▶ [SET PROBLEM] Output the lines that follow exactly as they are.

=== RECORDS ===

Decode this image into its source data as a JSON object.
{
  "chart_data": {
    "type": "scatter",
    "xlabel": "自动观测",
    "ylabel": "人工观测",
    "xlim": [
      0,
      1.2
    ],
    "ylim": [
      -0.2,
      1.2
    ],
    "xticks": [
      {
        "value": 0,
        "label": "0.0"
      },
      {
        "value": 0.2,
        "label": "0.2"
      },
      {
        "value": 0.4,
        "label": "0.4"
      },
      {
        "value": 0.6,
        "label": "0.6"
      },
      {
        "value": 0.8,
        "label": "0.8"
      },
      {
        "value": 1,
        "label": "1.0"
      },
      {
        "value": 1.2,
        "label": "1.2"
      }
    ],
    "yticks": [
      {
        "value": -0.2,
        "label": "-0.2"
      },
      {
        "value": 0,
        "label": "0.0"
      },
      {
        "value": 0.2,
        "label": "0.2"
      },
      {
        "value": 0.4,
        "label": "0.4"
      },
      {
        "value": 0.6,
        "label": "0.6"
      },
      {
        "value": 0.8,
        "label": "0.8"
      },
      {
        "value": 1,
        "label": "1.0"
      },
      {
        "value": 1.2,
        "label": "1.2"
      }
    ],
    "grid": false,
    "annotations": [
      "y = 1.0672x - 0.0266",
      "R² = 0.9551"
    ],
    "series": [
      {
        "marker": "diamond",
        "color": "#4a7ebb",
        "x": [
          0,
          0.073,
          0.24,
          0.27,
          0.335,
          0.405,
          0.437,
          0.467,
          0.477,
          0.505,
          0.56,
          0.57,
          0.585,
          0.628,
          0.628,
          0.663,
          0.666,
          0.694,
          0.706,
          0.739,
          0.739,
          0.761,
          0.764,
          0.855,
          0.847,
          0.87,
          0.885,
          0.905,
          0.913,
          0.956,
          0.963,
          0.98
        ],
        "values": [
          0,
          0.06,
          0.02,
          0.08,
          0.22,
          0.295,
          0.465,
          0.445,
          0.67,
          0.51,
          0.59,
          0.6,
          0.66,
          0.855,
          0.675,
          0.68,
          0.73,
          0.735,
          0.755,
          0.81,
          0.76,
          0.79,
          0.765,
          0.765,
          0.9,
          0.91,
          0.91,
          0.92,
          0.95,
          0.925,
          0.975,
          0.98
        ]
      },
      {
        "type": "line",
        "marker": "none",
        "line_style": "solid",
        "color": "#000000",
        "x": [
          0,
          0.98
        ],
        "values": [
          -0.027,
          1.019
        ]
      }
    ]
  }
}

===

▶ [TASK RESULT]
Decode this image into its source data as a JSON object.
{
  "chart_data": {
    "type": "scatter",
    "xlabel": "自动观测",
    "ylabel": "人工观测",
    "xlim": [
      0,
      1.2
    ],
    "ylim": [
      -0.2,
      1.2
    ],
    "xticks": [
      {
        "value": 0,
        "label": "0.0"
      },
      {
        "value": 0.2,
        "label": "0.2"
      },
      {
        "value": 0.4,
        "label": "0.4"
      },
      {
        "value": 0.6,
        "label": "0.6"
      },
      {
        "value": 0.8,
        "label": "0.8"
      },
      {
        "value": 1,
        "label": "1.0"
      },
      {
        "value": 1.2,
        "label": "1.2"
      }
    ],
    "yticks": [
      {
        "value": -0.2,
        "label": "-0.2"
      },
      {
        "value": 0,
        "label": "0.0"
      },
      {
        "value": 0.2,
        "label": "0.2"
      },
      {
        "value": 0.4,
        "label": "0.4"
      },
      {
        "value": 0.6,
        "label": "0.6"
      },
      {
        "value": 0.8,
        "label": "0.8"
      },
      {
        "value": 1,
        "label": "1.0"
      },
      {
        "value": 1.2,
        "label": "1.2"
      }
    ],
    "grid": false,
    "annotations": [
      "y = 1.0672x - 0.0266",
      "R² = 0.9551"
    ],
    "series": [
      {
        "marker": "diamond",
        "color": "#4a7ebb",
        "x": [
          0,
          0.073,
          0.24,
          0.27,
          0.335,
          0.405,
          0.437,
          0.467,
          0.477,
          0.505,
          0.56,
          0.57,
          0.585,
          0.628,
          0.628,
          0.663,
          0.666,
          0.694,
          0.706,
          0.739,
          0.739,
          0.761,
          0.764,
          0.855,
          0.847,
          0.87,
          0.885,
          0.905,
          0.913,
          0.956,
          0.963,
          0.98
        ],
        "values": [
          0,
          0.06,
          0.02,
          0.08,
          0.22,
          0.295,
          0.465,
          0.445,
          0.67,
          0.51,
          0.59,
          0.6,
          0.66,
          0.855,
          0.675,
          0.68,
          0.73,
          0.735,
          0.755,
          0.81,
          0.76,
          0.79,
          0.765,
          0.765,
          0.9,
          0.91,
          0.91,
          0.92,
          0.95,
          0.925,
          0.975,
          0.98
        ]
      },
      {
        "type": "line",
        "marker": "none",
        "line_style": "solid",
        "color": "#000000",
        "x": [
          0,
          0.98
        ],
        "values": [
          -0.027,
          1.019
        ]
      }
    ]
  }
}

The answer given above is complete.